**Material for this exercise:**
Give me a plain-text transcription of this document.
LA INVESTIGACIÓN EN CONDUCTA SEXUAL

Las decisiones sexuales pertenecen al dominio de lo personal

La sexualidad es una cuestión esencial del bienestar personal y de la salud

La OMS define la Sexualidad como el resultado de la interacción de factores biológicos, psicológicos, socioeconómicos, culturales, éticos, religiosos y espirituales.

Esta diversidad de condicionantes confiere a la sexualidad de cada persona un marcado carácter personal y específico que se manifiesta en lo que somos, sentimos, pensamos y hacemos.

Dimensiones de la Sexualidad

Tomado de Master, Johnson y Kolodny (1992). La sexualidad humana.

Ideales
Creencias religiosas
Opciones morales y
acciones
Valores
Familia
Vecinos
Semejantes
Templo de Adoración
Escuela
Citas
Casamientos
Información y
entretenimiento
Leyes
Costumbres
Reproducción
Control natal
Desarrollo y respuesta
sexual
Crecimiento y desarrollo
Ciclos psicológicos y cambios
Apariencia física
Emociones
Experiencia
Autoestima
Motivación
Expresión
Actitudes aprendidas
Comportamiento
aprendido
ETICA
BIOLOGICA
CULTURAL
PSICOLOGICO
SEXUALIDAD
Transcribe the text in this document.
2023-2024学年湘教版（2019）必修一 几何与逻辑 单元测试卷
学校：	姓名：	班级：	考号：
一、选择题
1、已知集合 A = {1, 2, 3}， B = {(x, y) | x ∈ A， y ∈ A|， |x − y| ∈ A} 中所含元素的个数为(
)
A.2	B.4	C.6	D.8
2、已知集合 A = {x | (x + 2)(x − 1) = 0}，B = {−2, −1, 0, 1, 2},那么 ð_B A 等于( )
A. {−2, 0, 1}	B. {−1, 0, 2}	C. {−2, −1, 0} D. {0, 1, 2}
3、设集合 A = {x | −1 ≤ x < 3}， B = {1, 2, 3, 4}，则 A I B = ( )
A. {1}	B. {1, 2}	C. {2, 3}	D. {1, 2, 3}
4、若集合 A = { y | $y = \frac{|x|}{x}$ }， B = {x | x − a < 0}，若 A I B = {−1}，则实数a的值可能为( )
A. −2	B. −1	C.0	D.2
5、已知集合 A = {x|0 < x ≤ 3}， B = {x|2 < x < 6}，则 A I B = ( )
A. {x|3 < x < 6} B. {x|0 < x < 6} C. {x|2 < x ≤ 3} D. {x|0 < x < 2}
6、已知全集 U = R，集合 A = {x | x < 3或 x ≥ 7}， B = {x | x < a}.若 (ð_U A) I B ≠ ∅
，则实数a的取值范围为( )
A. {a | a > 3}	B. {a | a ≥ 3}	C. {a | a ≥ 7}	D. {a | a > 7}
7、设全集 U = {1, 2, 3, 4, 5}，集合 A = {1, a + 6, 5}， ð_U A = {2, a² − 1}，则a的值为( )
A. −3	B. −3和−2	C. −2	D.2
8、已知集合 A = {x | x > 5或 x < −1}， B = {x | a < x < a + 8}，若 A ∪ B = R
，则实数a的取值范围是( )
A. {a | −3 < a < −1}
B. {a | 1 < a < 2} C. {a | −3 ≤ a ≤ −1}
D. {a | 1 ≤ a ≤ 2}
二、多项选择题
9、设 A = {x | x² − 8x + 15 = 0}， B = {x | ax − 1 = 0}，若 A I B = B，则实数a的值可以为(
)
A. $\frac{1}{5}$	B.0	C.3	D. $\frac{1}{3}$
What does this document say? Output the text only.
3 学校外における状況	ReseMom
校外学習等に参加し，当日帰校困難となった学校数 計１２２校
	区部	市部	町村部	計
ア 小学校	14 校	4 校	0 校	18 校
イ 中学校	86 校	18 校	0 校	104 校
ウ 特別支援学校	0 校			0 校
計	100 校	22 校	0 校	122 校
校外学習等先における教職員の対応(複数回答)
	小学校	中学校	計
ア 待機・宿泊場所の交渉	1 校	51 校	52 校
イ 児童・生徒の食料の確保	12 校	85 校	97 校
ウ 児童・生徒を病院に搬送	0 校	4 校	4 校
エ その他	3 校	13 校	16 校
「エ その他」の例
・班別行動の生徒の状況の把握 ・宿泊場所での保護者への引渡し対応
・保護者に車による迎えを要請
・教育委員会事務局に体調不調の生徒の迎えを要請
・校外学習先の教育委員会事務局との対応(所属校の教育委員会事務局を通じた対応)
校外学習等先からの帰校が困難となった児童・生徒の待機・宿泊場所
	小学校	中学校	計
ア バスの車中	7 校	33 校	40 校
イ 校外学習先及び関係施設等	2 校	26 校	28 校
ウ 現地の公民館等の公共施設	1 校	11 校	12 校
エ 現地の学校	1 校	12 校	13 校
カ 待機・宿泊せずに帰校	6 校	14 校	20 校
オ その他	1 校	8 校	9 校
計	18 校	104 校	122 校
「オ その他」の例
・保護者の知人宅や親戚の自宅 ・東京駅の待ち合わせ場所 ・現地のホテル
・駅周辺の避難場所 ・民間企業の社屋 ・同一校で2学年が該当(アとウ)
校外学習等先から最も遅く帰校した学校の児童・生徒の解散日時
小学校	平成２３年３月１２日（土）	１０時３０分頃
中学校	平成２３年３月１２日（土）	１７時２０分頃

**What the task requires:**
Output all of the data again. Match it exactly.

**Complete output:**
Give me a plain-text transcription of this document.
LA INVESTIGACIÓN EN CONDUCTA SEXUAL

Las decisiones sexuales pertenecen al dominio de lo personal

La sexualidad es una cuestión esencial del bienestar personal y de la salud

La OMS define la Sexualidad como el resultado de la interacción de factores biológicos, psicológicos, socioeconómicos, culturales, éticos, religiosos y espirituales.

Esta diversidad de condicionantes confiere a la sexualidad de cada persona un marcado carácter personal y específico que se manifiesta en lo que somos, sentimos, pensamos y hacemos.

Dimensiones de la Sexualidad

Tomado de Master, Johnson y Kolodny (1992). La sexualidad humana.

Ideales
Creencias religiosas
Opciones morales y
acciones
Valores
Familia
Vecinos
Semejantes
Templo de Adoración
Escuela
Citas
Casamientos
Información y
entretenimiento
Leyes
Costumbres
Reproducción
Control natal
Desarrollo y respuesta
sexual
Crecimiento y desarrollo
Ciclos psicológicos y cambios
Apariencia física
Emociones
Experiencia
Autoestima
Motivación
Expresión
Actitudes aprendidas
Comportamiento
aprendido
ETICA
BIOLOGICA
CULTURAL
PSICOLOGICO
SEXUALIDAD
Transcribe the text in this document.
2023-2024学年湘教版（2019）必修一 几何与逻辑 单元测试卷
学校：	姓名：	班级：	考号：
一、选择题
1、已知集合 A = {1, 2, 3}， B = {(x, y) | x ∈ A， y ∈ A|， |x − y| ∈ A} 中所含元素的个数为(
)
A.2	B.4	C.6	D.8
2、已知集合 A = {x | (x + 2)(x − 1) = 0}，B = {−2, −1, 0, 1, 2},那么 ð_B A 等于( )
A. {−2, 0, 1}	B. {−1, 0, 2}	C. {−2, −1, 0} D. {0, 1, 2}
3、设集合 A = {x | −1 ≤ x < 3}， B = {1, 2, 3, 4}，则 A I B = ( )
A. {1}	B. {1, 2}	C. {2, 3}	D. {1, 2, 3}
4、若集合 A = { y | $y = \frac{|x|}{x}$ }， B = {x | x − a < 0}，若 A I B = {−1}，则实数a的值可能为( )
A. −2	B. −1	C.0	D.2
5、已知集合 A = {x|0 < x ≤ 3}， B = {x|2 < x < 6}，则 A I B = ( )
A. {x|3 < x < 6} B. {x|0 < x < 6} C. {x|2 < x ≤ 3} D. {x|0 < x < 2}
6、已知全集 U = R，集合 A = {x | x < 3或 x ≥ 7}， B = {x | x < a}.若 (ð_U A) I B ≠ ∅
，则实数a的取值范围为( )
A. {a | a > 3}	B. {a | a ≥ 3}	C. {a | a ≥ 7}	D. {a | a > 7}
7、设全集 U = {1, 2, 3, 4, 5}，集合 A = {1, a + 6, 5}， ð_U A = {2, a² − 1}，则a的值为( )
A. −3	B. −3和−2	C. −2	D.2
8、已知集合 A = {x | x > 5或 x < −1}， B = {x | a < x < a + 8}，若 A ∪ B = R
，则实数a的取值范围是( )
A. {a | −3 < a < −1}
B. {a | 1 < a < 2} C. {a | −3 ≤ a ≤ −1}
D. {a | 1 ≤ a ≤ 2}
二、多项选择题
9、设 A = {x | x² − 8x + 15 = 0}， B = {x | ax − 1 = 0}，若 A I B = B，则实数a的值可以为(
)
A. $\frac{1}{5}$	B.0	C.3	D. $\frac{1}{3}$
What does this document say? Output the text only.
3 学校外における状況	ReseMom
校外学習等に参加し，当日帰校困難となった学校数 計１２２校
	区部	市部	町村部	計
ア 小学校	14 校	4 校	0 校	18 校
イ 中学校	86 校	18 校	0 校	104 校
ウ 特別支援学校	0 校			0 校
計	100 校	22 校	0 校	122 校
校外学習等先における教職員の対応(複数回答)
	小学校	中学校	計
ア 待機・宿泊場所の交渉	1 校	51 校	52 校
イ 児童・生徒の食料の確保	12 校	85 校	97 校
ウ 児童・生徒を病院に搬送	0 校	4 校	4 校
エ その他	3 校	13 校	16 校
「エ その他」の例
・班別行動の生徒の状況の把握 ・宿泊場所での保護者への引渡し対応
・保護者に車による迎えを要請
・教育委員会事務局に体調不調の生徒の迎えを要請
・校外学習先の教育委員会事務局との対応(所属校の教育委員会事務局を通じた対応)
校外学習等先からの帰校が困難となった児童・生徒の待機・宿泊場所
	小学校	中学校	計
ア バスの車中	7 校	33 校	40 校
イ 校外学習先及び関係施設等	2 校	26 校	28 校
ウ 現地の公民館等の公共施設	1 校	11 校	12 校
エ 現地の学校	1 校	12 校	13 校
カ 待機・宿泊せずに帰校	6 校	14 校	20 校
オ その他	1 校	8 校	9 校
計	18 校	104 校	122 校
「オ その他」の例
・保護者の知人宅や親戚の自宅 ・東京駅の待ち合わせ場所 ・現地のホテル
・駅周辺の避難場所 ・民間企業の社屋 ・同一校で2学年が該当(アとウ)
校外学習等先から最も遅く帰校した学校の児童・生徒の解散日時
小学校	平成２３年３月１２日（土）	１０時３０分頃
中学校	平成２３年３月１２日（土）	１７時２０分頃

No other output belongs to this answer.